#### [REQUIREMENTS]
Write the records out again, precisely as they stand.
* Start *
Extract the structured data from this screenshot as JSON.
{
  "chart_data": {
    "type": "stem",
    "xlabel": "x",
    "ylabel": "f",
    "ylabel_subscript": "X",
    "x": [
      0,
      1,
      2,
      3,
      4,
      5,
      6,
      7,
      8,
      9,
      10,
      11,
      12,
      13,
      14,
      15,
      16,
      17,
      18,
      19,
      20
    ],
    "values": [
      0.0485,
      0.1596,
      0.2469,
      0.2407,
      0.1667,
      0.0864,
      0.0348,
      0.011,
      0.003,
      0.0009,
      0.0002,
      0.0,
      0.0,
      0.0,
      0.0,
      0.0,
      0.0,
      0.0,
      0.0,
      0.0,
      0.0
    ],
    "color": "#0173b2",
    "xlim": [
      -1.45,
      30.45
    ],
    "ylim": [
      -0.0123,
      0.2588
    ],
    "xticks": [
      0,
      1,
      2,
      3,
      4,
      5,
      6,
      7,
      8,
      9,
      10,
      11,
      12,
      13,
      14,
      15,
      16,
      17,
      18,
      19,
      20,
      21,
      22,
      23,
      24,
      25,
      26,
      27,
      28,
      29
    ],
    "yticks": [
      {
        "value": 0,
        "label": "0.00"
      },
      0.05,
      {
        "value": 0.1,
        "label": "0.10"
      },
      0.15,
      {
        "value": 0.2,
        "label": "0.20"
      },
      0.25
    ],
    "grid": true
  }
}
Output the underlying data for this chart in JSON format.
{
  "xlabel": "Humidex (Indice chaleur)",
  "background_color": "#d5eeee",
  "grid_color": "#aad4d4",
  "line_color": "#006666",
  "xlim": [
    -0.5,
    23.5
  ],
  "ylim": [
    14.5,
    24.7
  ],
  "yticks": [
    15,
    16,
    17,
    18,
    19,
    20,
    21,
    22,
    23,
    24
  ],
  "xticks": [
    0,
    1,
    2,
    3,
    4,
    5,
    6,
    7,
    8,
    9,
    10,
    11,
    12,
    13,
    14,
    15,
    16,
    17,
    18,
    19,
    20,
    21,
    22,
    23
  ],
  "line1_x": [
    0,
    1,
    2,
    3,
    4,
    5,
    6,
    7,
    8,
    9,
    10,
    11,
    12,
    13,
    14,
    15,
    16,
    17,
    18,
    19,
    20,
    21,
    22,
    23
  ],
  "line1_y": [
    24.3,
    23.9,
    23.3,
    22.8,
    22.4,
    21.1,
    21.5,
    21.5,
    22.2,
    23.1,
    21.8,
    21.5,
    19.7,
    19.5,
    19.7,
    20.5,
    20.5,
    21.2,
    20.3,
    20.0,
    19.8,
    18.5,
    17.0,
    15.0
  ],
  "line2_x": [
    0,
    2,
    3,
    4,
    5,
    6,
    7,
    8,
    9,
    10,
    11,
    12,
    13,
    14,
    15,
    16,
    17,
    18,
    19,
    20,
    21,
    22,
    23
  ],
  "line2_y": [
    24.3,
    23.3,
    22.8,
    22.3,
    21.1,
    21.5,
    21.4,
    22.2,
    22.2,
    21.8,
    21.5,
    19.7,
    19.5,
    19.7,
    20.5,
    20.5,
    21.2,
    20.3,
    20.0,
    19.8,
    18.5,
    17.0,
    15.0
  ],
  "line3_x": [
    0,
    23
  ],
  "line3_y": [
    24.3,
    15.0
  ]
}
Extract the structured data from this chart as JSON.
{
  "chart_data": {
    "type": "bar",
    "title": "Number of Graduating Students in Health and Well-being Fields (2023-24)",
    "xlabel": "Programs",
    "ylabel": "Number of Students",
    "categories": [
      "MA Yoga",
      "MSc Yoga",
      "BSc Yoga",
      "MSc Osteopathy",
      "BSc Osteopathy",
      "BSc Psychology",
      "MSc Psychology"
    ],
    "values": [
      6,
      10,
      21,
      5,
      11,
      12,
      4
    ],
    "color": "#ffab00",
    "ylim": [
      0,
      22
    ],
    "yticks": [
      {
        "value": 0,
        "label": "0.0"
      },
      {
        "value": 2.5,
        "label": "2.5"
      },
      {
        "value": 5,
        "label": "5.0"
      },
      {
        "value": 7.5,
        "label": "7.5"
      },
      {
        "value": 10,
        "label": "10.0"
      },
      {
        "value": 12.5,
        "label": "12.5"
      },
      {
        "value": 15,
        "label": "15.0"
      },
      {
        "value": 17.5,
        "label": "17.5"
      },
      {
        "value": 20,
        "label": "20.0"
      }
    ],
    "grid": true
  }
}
* End *
#### [WRITTEN SOLUTION]
Extract the structured data from this screenshot as JSON.
{
  "chart_data": {
    "type": "stem",
    "xlabel": "x",
    "ylabel": "f",
    "ylabel_subscript": "X",
    "x": [
      0,
      1,
      2,
      3,
      4,
      5,
      6,
      7,
      8,
      9,
      10,
      11,
      12,
      13,
      14,
      15,
      16,
      17,
      18,
      19,
      20
    ],
    "values": [
      0.0485,
      0.1596,
      0.2469,
      0.2407,
      0.1667,
      0.0864,
      0.0348,
      0.011,
      0.003,
      0.0009,
      0.0002,
      0.0,
      0.0,
      0.0,
      0.0,
      0.0,
      0.0,
      0.0,
      0.0,
      0.0,
      0.0
    ],
    "color": "#0173b2",
    "xlim": [
      -1.45,
      30.45
    ],
    "ylim": [
      -0.0123,
      0.2588
    ],
    "xticks": [
      0,
      1,
      2,
      3,
      4,
      5,
      6,
      7,
      8,
      9,
      10,
      11,
      12,
      13,
      14,
      15,
      16,
      17,
      18,
      19,
      20,
      21,
      22,
      23,
      24,
      25,
      26,
      27,
      28,
      29
    ],
    "yticks": [
      {
        "value": 0,
        "label": "0.00"
      },
      0.05,
      {
        "value": 0.1,
        "label": "0.10"
      },
      0.15,
      {
        "value": 0.2,
        "label": "0.20"
      },
      0.25
    ],
    "grid": true
  }
}
Output the underlying data for this chart in JSON format.
{
  "xlabel": "Humidex (Indice chaleur)",
  "background_color": "#d5eeee",
  "grid_color": "#aad4d4",
  "line_color": "#006666",
  "xlim": [
    -0.5,
    23.5
  ],
  "ylim": [
    14.5,
    24.7
  ],
  "yticks": [
    15,
    16,
    17,
    18,
    19,
    20,
    21,
    22,
    23,
    24
  ],
  "xticks": [
    0,
    1,
    2,
    3,
    4,
    5,
    6,
    7,
    8,
    9,
    10,
    11,
    12,
    13,
    14,
    15,
    16,
    17,
    18,
    19,
    20,
    21,
    22,
    23
  ],
  "line1_x": [
    0,
    1,
    2,
    3,
    4,
    5,
    6,
    7,
    8,
    9,
    10,
    11,
    12,
    13,
    14,
    15,
    16,
    17,
    18,
    19,
    20,
    21,
    22,
    23
  ],
  "line1_y": [
    24.3,
    23.9,
    23.3,
    22.8,
    22.4,
    21.1,
    21.5,
    21.5,
    22.2,
    23.1,
    21.8,
    21.5,
    19.7,
    19.5,
    19.7,
    20.5,
    20.5,
    21.2,
    20.3,
    20.0,
    19.8,
    18.5,
    17.0,
    15.0
  ],
  "line2_x": [
    0,
    2,
    3,
    4,
    5,
    6,
    7,
    8,
    9,
    10,
    11,
    12,
    13,
    14,
    15,
    16,
    17,
    18,
    19,
    20,
    21,
    22,
    23
  ],
  "line2_y": [
    24.3,
    23.3,
    22.8,
    22.3,
    21.1,
    21.5,
    21.4,
    22.2,
    22.2,
    21.8,
    21.5,
    19.7,
    19.5,
    19.7,
    20.5,
    20.5,
    21.2,
    20.3,
    20.0,
    19.8,
    18.5,
    17.0,
    15.0
  ],
  "line3_x": [
    0,
    23
  ],
  "line3_y": [
    24.3,
    15.0
  ]
}
Extract the structured data from this chart as JSON.
{
  "chart_data": {
    "type": "bar",
    "title": "Number of Graduating Students in Health and Well-being Fields (2023-24)",
    "xlabel": "Programs",
    "ylabel": "Number of Students",
    "categories": [
      "MA Yoga",
      "MSc Yoga",
      "BSc Yoga",
      "MSc Osteopathy",
      "BSc Osteopathy",
      "BSc Psychology",
      "MSc Psychology"
    ],
    "values": [
      6,
      10,
      21,
      5,
      11,
      12,
      4
    ],
    "color": "#ffab00",
    "ylim": [
      0,
      22
    ],
    "yticks": [
      {
        "value": 0,
        "label": "0.0"
      },
      {
        "value": 2.5,
        "label": "2.5"
      },
      {
        "value": 5,
        "label": "5.0"
      },
      {
        "value": 7.5,
        "label": "7.5"
      },
      {
        "value": 10,
        "label": "10.0"
      },
      {
        "value": 12.5,
        "label": "12.5"
      },
      {
        "value": 15,
        "label": "15.0"
      },
      {
        "value": 17.5,
        "label": "17.5"
      },
      {
        "value": 20,
        "label": "20.0"
      }
    ],
    "grid": true
  }
}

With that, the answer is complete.